◆ **To do**
Go through the entries and count the lines with the string "Undervoltage" in them. Give only that number.

◆ **Records shown**

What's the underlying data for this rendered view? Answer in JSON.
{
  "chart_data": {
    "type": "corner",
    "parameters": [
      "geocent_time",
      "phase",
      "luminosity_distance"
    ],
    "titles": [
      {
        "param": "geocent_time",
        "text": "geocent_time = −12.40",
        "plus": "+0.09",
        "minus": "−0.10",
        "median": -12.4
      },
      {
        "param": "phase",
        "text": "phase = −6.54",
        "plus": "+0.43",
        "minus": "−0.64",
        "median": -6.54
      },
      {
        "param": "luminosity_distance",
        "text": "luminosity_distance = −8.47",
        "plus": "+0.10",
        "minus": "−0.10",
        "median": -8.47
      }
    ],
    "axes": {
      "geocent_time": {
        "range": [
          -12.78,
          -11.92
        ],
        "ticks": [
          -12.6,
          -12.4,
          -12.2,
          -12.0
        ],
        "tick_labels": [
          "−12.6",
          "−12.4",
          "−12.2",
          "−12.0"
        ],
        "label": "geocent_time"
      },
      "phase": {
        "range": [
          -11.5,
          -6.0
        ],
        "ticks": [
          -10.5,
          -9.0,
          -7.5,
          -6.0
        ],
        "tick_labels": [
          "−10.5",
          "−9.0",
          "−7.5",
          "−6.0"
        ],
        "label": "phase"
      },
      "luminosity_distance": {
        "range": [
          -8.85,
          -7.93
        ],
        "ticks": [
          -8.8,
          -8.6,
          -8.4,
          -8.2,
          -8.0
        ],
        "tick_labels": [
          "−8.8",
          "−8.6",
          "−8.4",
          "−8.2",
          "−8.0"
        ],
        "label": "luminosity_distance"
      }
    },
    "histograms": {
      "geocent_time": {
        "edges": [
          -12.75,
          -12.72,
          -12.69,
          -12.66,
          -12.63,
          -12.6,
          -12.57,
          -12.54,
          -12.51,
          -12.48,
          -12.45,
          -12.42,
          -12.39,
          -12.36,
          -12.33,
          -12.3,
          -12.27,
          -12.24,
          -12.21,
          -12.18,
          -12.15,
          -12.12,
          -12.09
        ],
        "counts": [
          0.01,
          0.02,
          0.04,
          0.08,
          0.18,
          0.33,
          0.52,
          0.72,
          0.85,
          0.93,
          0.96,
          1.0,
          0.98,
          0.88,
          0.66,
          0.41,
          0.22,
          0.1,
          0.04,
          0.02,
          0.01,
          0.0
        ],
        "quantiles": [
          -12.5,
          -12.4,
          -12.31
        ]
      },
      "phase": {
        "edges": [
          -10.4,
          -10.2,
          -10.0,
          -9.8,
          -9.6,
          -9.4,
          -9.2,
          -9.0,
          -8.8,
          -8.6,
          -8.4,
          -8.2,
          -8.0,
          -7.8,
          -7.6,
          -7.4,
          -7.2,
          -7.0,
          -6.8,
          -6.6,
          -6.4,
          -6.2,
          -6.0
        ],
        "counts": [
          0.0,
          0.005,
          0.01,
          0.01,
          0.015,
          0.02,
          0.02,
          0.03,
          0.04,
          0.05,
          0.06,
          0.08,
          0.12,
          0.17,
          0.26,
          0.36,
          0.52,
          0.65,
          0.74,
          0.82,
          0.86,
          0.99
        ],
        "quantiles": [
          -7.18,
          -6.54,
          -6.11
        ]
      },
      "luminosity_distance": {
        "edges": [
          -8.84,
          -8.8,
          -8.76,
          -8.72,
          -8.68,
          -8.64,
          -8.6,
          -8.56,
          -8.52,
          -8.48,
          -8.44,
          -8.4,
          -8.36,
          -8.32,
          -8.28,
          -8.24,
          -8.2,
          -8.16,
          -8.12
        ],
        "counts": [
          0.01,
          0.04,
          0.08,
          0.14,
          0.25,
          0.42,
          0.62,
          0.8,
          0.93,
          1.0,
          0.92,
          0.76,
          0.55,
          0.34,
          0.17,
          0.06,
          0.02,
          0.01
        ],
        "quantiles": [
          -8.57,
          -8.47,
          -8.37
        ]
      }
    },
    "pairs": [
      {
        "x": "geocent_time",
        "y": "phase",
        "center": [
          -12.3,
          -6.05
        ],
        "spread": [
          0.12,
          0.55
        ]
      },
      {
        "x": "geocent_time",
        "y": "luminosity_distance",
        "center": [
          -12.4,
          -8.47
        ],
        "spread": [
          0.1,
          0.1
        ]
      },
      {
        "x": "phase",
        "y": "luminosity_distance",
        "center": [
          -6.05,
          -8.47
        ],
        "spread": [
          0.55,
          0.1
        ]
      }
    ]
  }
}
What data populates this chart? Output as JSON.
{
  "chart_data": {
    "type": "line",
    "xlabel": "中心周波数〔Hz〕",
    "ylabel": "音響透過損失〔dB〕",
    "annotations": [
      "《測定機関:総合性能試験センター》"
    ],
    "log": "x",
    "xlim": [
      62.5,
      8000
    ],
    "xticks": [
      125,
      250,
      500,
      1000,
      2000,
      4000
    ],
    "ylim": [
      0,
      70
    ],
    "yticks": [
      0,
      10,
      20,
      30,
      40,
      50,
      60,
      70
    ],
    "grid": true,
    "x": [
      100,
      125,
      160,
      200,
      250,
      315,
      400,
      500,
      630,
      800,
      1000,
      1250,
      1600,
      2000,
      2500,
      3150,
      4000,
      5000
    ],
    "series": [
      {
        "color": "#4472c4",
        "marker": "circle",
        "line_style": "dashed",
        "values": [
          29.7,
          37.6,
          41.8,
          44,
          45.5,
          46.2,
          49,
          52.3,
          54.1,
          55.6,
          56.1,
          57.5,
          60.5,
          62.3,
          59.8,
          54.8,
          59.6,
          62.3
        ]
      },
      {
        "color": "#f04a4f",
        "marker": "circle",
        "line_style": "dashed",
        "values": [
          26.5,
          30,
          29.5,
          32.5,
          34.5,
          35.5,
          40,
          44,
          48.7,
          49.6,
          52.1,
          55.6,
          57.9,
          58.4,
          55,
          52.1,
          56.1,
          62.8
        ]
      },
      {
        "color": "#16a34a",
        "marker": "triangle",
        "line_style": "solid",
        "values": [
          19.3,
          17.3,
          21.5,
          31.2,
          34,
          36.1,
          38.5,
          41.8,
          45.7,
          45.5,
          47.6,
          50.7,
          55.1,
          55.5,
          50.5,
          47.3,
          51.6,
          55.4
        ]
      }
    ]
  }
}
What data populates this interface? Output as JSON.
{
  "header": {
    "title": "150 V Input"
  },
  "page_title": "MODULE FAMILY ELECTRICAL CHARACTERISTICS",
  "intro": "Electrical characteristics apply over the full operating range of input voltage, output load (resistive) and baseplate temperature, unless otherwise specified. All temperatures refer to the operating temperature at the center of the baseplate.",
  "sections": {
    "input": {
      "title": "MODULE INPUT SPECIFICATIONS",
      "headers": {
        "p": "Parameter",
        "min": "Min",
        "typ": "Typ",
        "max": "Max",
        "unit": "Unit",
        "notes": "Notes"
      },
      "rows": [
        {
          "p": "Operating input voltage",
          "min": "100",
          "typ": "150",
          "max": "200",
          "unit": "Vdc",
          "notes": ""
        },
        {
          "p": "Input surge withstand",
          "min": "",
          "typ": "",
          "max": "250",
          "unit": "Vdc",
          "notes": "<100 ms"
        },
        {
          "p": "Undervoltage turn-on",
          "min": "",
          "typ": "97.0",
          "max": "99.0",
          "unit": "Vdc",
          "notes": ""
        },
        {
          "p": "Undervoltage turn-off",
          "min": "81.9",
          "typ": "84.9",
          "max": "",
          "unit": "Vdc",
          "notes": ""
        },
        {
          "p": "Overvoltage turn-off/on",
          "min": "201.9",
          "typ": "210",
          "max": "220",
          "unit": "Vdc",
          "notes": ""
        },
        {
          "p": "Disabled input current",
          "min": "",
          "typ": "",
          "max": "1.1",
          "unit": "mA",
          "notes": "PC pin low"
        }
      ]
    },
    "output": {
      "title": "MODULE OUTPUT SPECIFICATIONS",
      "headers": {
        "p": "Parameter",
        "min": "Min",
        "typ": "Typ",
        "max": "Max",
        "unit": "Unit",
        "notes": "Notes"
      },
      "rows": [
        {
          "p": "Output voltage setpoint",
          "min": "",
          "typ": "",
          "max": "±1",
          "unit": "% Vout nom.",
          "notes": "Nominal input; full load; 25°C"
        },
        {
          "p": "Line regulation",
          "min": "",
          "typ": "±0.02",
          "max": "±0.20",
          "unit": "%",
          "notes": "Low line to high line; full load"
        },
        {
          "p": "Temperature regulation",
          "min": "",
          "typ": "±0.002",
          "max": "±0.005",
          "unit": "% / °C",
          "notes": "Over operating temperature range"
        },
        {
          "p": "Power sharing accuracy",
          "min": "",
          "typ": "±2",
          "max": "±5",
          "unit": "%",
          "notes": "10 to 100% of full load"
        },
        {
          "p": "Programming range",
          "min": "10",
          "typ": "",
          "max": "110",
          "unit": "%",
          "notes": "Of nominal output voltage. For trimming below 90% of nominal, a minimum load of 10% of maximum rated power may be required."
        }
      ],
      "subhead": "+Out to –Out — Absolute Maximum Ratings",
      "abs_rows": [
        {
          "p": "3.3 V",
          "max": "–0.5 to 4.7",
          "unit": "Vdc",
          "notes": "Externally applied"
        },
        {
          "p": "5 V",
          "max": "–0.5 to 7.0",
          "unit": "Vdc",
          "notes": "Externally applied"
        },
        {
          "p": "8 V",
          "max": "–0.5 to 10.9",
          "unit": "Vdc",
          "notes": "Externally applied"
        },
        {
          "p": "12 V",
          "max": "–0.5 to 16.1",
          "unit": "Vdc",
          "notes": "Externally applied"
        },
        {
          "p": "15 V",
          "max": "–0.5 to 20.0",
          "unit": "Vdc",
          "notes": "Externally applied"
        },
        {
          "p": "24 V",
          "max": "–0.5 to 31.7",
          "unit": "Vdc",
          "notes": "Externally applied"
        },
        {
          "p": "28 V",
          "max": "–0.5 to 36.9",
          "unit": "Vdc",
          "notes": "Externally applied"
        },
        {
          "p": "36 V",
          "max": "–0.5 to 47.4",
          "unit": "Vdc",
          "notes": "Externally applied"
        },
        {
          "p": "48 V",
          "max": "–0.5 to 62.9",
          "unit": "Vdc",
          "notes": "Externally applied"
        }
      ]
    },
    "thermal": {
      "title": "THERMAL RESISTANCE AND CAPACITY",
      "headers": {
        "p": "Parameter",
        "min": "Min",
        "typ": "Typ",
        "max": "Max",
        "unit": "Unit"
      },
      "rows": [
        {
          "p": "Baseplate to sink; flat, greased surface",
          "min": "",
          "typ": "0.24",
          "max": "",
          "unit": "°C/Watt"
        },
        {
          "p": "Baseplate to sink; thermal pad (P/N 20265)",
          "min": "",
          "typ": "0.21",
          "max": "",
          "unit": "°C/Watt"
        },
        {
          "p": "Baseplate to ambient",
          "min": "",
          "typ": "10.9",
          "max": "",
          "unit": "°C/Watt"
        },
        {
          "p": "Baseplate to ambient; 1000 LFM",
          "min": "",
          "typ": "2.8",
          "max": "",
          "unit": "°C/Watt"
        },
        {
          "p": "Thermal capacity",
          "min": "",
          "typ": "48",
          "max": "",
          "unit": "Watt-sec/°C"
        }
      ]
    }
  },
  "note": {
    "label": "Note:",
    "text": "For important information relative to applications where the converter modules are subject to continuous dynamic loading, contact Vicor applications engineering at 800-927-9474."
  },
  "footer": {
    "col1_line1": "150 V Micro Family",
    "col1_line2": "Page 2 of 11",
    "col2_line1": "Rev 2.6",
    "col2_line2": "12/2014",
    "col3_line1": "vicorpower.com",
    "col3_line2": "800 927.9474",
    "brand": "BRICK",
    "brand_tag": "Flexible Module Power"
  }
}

◆ **Result for this exercise**
2